SUPPLIED INFORMATION —
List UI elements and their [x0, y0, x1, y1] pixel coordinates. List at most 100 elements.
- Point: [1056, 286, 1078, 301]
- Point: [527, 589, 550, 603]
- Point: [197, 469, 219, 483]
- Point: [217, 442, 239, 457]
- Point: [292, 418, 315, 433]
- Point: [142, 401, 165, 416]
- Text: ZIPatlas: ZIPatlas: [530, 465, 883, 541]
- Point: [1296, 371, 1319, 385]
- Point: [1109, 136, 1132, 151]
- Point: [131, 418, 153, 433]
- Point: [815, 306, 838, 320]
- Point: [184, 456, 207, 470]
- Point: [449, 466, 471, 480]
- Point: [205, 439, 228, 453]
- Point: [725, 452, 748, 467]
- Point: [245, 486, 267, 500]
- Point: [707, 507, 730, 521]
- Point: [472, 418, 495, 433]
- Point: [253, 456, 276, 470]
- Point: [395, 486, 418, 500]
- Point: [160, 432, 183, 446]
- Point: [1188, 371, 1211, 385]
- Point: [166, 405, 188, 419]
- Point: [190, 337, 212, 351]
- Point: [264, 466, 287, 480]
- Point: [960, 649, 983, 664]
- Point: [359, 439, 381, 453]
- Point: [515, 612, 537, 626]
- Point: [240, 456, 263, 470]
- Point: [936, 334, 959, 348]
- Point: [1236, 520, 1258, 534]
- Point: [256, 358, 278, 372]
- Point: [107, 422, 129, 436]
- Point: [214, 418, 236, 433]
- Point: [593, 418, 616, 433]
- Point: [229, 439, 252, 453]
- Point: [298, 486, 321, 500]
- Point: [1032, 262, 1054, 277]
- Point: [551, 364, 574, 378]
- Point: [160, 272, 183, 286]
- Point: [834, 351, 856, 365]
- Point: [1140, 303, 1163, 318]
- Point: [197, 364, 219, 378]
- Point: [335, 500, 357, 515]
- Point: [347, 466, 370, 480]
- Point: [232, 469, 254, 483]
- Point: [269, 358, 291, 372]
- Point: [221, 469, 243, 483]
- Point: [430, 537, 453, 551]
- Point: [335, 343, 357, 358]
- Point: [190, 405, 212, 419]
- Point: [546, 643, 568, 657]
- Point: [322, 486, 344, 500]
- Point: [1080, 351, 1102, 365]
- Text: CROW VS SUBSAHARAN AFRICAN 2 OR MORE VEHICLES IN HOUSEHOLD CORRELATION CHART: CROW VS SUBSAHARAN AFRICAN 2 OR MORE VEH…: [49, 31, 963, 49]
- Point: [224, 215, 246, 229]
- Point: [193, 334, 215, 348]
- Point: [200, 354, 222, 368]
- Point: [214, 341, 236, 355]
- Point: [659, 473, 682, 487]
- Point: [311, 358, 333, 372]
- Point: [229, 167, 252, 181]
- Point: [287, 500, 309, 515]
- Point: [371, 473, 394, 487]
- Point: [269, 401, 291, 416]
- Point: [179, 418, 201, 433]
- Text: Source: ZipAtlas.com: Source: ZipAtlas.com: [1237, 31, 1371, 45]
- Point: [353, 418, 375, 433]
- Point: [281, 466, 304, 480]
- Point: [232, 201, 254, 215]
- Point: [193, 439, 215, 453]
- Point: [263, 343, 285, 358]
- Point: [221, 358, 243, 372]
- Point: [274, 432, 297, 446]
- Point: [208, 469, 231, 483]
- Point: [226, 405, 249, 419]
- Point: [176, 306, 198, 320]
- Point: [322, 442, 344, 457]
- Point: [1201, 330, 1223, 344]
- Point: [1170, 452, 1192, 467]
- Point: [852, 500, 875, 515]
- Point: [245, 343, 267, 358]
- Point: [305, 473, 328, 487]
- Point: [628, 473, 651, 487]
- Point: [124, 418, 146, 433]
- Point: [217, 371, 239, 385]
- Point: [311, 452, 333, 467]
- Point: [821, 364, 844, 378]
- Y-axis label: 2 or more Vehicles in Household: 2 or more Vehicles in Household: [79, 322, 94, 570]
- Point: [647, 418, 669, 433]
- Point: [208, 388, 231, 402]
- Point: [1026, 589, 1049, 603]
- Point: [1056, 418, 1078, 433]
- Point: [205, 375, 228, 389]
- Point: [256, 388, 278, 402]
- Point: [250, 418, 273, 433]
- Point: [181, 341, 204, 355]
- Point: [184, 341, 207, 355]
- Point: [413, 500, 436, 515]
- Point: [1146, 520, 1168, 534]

DIRECTIONS — Rewrite everything from the start of the data down to the line containing "- Point: [190, 405, 212, 419]", inclusive, replacing each "Point" with "Marker" and leaving all else as it is.

RESPONSE —
List UI elements and their [x0, y0, x1, y1] pixel coordinates. List at most 100 elements.
- Marker: [1056, 286, 1078, 301]
- Marker: [527, 589, 550, 603]
- Marker: [197, 469, 219, 483]
- Marker: [217, 442, 239, 457]
- Marker: [292, 418, 315, 433]
- Marker: [142, 401, 165, 416]
- Text: ZIPatlas: ZIPatlas: [530, 465, 883, 541]
- Marker: [1296, 371, 1319, 385]
- Marker: [1109, 136, 1132, 151]
- Marker: [131, 418, 153, 433]
- Marker: [815, 306, 838, 320]
- Marker: [184, 456, 207, 470]
- Marker: [449, 466, 471, 480]
- Marker: [205, 439, 228, 453]
- Marker: [725, 452, 748, 467]
- Marker: [245, 486, 267, 500]
- Marker: [707, 507, 730, 521]
- Marker: [472, 418, 495, 433]
- Marker: [253, 456, 276, 470]
- Marker: [395, 486, 418, 500]
- Marker: [160, 432, 183, 446]
- Marker: [1188, 371, 1211, 385]
- Marker: [166, 405, 188, 419]
- Marker: [190, 337, 212, 351]
- Marker: [264, 466, 287, 480]
- Marker: [960, 649, 983, 664]
- Marker: [359, 439, 381, 453]
- Marker: [515, 612, 537, 626]
- Marker: [240, 456, 263, 470]
- Marker: [936, 334, 959, 348]
- Marker: [1236, 520, 1258, 534]
- Marker: [256, 358, 278, 372]
- Marker: [107, 422, 129, 436]
- Marker: [214, 418, 236, 433]
- Marker: [593, 418, 616, 433]
- Marker: [229, 439, 252, 453]
- Marker: [298, 486, 321, 500]
- Marker: [1032, 262, 1054, 277]
- Marker: [551, 364, 574, 378]
- Marker: [160, 272, 183, 286]
- Marker: [834, 351, 856, 365]
- Marker: [1140, 303, 1163, 318]
- Marker: [197, 364, 219, 378]
- Marker: [335, 500, 357, 515]
- Marker: [347, 466, 370, 480]
- Marker: [232, 469, 254, 483]
- Marker: [269, 358, 291, 372]
- Marker: [221, 469, 243, 483]
- Marker: [430, 537, 453, 551]
- Marker: [335, 343, 357, 358]
- Marker: [190, 405, 212, 419]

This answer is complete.